● THE PROBLEM
Every line that holds "heading" should be shown.

● DATA FOR PROCESSING
************
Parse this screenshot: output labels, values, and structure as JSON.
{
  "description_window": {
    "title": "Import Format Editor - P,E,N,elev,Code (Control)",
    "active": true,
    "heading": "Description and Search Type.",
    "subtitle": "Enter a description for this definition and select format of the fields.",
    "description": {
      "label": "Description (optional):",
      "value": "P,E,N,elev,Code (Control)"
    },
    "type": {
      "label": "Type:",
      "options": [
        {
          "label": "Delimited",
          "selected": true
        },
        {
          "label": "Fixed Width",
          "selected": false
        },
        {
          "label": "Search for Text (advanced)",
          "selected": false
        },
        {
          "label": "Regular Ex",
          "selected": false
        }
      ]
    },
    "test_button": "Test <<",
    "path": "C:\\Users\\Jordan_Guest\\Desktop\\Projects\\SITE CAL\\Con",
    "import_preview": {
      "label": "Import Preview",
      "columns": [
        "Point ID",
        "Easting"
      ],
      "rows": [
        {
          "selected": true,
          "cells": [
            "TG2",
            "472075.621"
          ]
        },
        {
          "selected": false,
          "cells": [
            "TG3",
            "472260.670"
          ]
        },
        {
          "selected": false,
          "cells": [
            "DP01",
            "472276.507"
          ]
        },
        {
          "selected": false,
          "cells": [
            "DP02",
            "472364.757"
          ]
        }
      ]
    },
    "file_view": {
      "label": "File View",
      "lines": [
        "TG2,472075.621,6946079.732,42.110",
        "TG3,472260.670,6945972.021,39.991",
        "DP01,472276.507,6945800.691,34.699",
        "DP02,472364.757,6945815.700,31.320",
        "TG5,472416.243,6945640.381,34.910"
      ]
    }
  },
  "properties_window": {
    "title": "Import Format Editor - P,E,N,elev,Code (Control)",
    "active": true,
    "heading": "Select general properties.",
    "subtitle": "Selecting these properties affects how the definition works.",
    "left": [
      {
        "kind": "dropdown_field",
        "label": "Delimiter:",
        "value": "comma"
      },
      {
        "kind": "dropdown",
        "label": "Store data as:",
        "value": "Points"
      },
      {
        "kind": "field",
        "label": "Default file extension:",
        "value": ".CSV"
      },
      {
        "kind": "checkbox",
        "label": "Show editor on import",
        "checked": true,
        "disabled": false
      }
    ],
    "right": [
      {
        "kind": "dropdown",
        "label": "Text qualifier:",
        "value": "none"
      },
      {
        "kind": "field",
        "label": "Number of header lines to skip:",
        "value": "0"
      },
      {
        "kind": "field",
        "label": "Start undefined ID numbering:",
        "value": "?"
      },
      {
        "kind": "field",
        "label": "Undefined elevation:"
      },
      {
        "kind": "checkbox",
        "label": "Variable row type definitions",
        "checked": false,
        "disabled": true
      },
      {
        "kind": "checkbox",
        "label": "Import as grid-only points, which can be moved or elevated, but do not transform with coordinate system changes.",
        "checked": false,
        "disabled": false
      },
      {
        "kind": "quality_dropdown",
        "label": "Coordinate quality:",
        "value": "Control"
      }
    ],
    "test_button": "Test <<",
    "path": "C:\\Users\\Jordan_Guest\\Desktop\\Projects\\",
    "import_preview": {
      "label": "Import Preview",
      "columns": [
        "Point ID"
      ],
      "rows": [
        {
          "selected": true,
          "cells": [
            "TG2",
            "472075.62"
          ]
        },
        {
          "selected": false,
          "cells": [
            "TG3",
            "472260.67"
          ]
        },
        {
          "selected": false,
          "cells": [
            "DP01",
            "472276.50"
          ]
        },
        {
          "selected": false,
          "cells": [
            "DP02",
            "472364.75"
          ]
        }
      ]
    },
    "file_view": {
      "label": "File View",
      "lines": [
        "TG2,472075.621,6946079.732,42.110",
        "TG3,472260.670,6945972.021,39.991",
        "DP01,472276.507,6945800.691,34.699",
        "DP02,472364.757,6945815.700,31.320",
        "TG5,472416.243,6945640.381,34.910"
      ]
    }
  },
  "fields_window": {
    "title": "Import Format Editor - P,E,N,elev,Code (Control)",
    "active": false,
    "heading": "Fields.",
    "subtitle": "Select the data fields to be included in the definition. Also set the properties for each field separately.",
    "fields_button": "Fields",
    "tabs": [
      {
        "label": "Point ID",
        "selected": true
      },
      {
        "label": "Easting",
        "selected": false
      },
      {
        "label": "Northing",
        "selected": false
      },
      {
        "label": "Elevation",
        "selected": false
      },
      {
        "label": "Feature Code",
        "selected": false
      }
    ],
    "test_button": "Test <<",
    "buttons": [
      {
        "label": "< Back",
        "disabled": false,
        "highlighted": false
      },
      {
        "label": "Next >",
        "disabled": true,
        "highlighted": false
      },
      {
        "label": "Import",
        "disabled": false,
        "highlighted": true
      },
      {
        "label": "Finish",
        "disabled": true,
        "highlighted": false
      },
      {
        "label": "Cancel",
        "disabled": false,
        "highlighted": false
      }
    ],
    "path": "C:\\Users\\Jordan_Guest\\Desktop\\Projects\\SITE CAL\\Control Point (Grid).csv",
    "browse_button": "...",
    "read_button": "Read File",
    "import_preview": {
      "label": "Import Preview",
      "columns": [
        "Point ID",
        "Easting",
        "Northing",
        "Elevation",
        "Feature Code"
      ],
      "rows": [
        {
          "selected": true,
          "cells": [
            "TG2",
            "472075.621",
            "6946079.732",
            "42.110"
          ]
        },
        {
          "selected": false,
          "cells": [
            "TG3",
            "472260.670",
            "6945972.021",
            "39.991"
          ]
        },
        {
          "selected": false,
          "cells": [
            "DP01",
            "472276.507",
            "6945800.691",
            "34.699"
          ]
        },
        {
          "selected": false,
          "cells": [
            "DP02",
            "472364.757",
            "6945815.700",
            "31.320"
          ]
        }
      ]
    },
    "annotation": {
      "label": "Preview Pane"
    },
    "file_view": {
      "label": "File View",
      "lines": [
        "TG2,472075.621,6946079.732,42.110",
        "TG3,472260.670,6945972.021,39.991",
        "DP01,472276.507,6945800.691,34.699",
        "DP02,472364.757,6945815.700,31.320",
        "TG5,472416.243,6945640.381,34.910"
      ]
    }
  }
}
************
● OUTPUT BELOW
    "heading": "Description and Search Type.",
    "heading": "Select general properties.",
    "heading": "Fields.",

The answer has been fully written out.